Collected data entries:
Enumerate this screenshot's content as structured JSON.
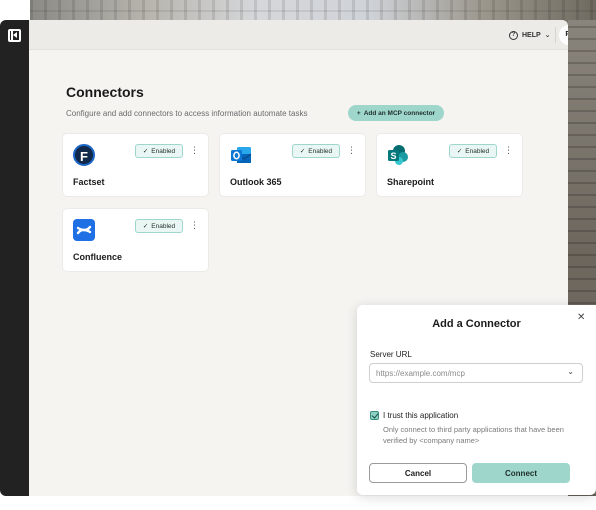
{
  "topbar": {
    "help_label": "HELP",
    "avatar_initials": "PS"
  },
  "page": {
    "title": "Connectors",
    "subtitle": "Configure and add connectors to access information automate tasks",
    "add_button_label": "Add an MCP connector"
  },
  "connectors": [
    {
      "name": "Factset",
      "status": "Enabled",
      "icon": "factset-icon"
    },
    {
      "name": "Outlook 365",
      "status": "Enabled",
      "icon": "outlook-icon"
    },
    {
      "name": "Sharepoint",
      "status": "Enabled",
      "icon": "sharepoint-icon"
    },
    {
      "name": "Confluence",
      "status": "Enabled",
      "icon": "confluence-icon"
    }
  ],
  "modal": {
    "title": "Add a Connector",
    "server_url_label": "Server URL",
    "server_url_placeholder": "https://example.com/mcp",
    "server_url_value": "",
    "trust_checked": true,
    "trust_label": "I trust this application",
    "trust_help": "Only connect to third party applications that have been verified by <company name>",
    "cancel_label": "Cancel",
    "connect_label": "Connect"
  },
  "colors": {
    "accent": "#9ed6cc",
    "sidebar": "#222222",
    "background": "#f5f4f1"
  }
}
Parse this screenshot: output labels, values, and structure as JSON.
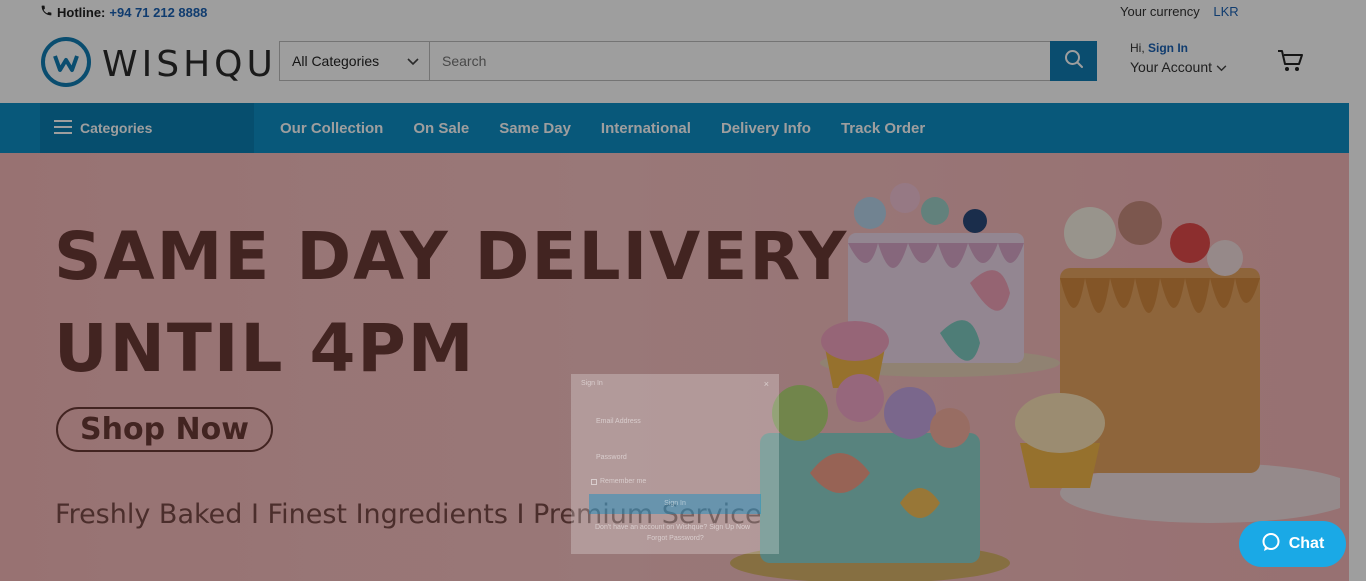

Work to do >>
Drop the images and repeat the data exactly.

The output >>
Enumerate this screenshot's content as structured JSON.
{
  "topbar": {
    "help_label": "HELP",
    "avatar_initials": "PS"
  },
  "page": {
    "title": "Connectors",
    "subtitle": "Configure and add connectors to access information automate tasks",
    "add_button_label": "Add an MCP connector"
  },
  "connectors": [
    {
      "name": "Factset",
      "status": "Enabled",
      "icon": "factset-icon"
    },
    {
      "name": "Outlook 365",
      "status": "Enabled",
      "icon": "outlook-icon"
    },
    {
      "name": "Sharepoint",
      "status": "Enabled",
      "icon": "sharepoint-icon"
    },
    {
      "name": "Confluence",
      "status": "Enabled",
      "icon": "confluence-icon"
    }
  ],
  "modal": {
    "title": "Add a Connector",
    "server_url_label": "Server URL",
    "server_url_placeholder": "https://example.com/mcp",
    "server_url_value": "",
    "trust_checked": true,
    "trust_label": "I trust this application",
    "trust_help": "Only connect to third party applications that have been verified by <company name>",
    "cancel_label": "Cancel",
    "connect_label": "Connect"
  },
  "colors": {
    "accent": "#9ed6cc",
    "sidebar": "#222222",
    "background": "#f5f4f1"
  }
}
Parse this screenshot: output labels, values, and structure as JSON.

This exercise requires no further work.